Report every line in the listing that contains the string "frac".
— start of Material for the task —
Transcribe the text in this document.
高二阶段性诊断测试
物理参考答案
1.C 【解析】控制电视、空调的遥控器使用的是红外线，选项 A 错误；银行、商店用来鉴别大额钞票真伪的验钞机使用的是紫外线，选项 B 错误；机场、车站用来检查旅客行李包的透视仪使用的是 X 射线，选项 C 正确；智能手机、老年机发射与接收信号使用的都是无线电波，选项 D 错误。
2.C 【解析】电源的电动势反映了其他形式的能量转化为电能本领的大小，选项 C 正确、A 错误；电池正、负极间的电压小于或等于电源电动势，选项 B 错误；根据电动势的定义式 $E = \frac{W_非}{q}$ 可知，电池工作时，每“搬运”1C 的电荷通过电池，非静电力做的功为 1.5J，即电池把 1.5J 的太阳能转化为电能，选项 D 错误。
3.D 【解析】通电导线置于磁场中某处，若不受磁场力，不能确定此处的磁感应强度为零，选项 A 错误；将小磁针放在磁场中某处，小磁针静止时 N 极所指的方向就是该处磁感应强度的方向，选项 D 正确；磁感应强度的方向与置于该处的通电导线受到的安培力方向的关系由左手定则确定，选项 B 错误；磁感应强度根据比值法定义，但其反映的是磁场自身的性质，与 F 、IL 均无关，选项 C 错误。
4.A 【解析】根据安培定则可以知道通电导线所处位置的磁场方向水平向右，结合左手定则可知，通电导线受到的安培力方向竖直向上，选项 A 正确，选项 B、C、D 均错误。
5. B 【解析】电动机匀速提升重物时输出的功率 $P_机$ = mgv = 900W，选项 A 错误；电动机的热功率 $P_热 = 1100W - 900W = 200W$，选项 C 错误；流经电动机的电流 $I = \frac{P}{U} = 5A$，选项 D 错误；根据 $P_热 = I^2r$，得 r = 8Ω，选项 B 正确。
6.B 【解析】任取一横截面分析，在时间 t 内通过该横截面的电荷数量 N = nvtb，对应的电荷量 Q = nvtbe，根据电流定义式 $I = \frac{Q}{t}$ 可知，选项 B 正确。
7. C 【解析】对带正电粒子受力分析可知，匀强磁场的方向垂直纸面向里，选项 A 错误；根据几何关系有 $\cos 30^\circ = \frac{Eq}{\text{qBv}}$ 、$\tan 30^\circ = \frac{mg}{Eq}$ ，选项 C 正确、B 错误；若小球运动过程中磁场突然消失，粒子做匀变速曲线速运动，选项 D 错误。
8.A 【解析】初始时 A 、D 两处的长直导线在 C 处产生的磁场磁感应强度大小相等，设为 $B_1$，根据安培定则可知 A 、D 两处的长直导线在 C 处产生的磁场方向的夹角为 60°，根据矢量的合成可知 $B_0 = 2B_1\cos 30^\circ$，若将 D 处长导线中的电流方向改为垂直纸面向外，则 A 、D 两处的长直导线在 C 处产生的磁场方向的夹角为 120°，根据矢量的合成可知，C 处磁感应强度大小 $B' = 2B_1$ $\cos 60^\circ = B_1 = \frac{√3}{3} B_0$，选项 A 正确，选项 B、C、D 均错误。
— end of Material for the task —
Output below -
2.C 【解析】电源的电动势反映了其他形式的能量转化为电能本领的大小，选项 C 正确、A 错误；电池正、负极间的电压小于或等于电源电动势，选项 B 错误；根据电动势的定义式 $E = \frac{W_非}{q}$ 可知，电池工作时，每“搬运”1C 的电荷通过电池，非静电力做的功为 1.5J，即电池把 1.5J 的太阳能转化为电能，选项 D 错误。
5. B 【解析】电动机匀速提升重物时输出的功率 $P_机$ = mgv = 900W，选项 A 错误；电动机的热功率 $P_热 = 1100W - 900W = 200W$，选项 C 错误；流经电动机的电流 $I = \frac{P}{U} = 5A$，选项 D 错误；根据 $P_热 = I^2r$，得 r = 8Ω，选项 B 正确。
6.B 【解析】任取一横截面分析，在时间 t 内通过该横截面的电荷数量 N = nvtb，对应的电荷量 Q = nvtbe，根据电流定义式 $I = \frac{Q}{t}$ 可知，选项 B 正确。
7. C 【解析】对带正电粒子受力分析可知，匀强磁场的方向垂直纸面向里，选项 A 错误；根据几何关系有 $\cos 30^\circ = \frac{Eq}{\text{qBv}}$ 、$\tan 30^\circ = \frac{mg}{Eq}$ ，选项 C 正确、B 错误；若小球运动过程中磁场突然消失，粒子做匀变速曲线速运动，选项 D 错误。
8.A 【解析】初始时 A 、D 两处的长直导线在 C 处产生的磁场磁感应强度大小相等，设为 $B_1$，根据安培定则可知 A 、D 两处的长直导线在 C 处产生的磁场方向的夹角为 60°，根据矢量的合成可知 $B_0 = 2B_1\cos 30^\circ$，若将 D 处长导线中的电流方向改为垂直纸面向外，则 A 、D 两处的长直导线在 C 处产生的磁场方向的夹角为 120°，根据矢量的合成可知，C 处磁感应强度大小 $B' = 2B_1$ $\cos 60^\circ = B_1 = \frac{√3}{3} B_0$，选项 A 正确，选项 B、C、D 均错误。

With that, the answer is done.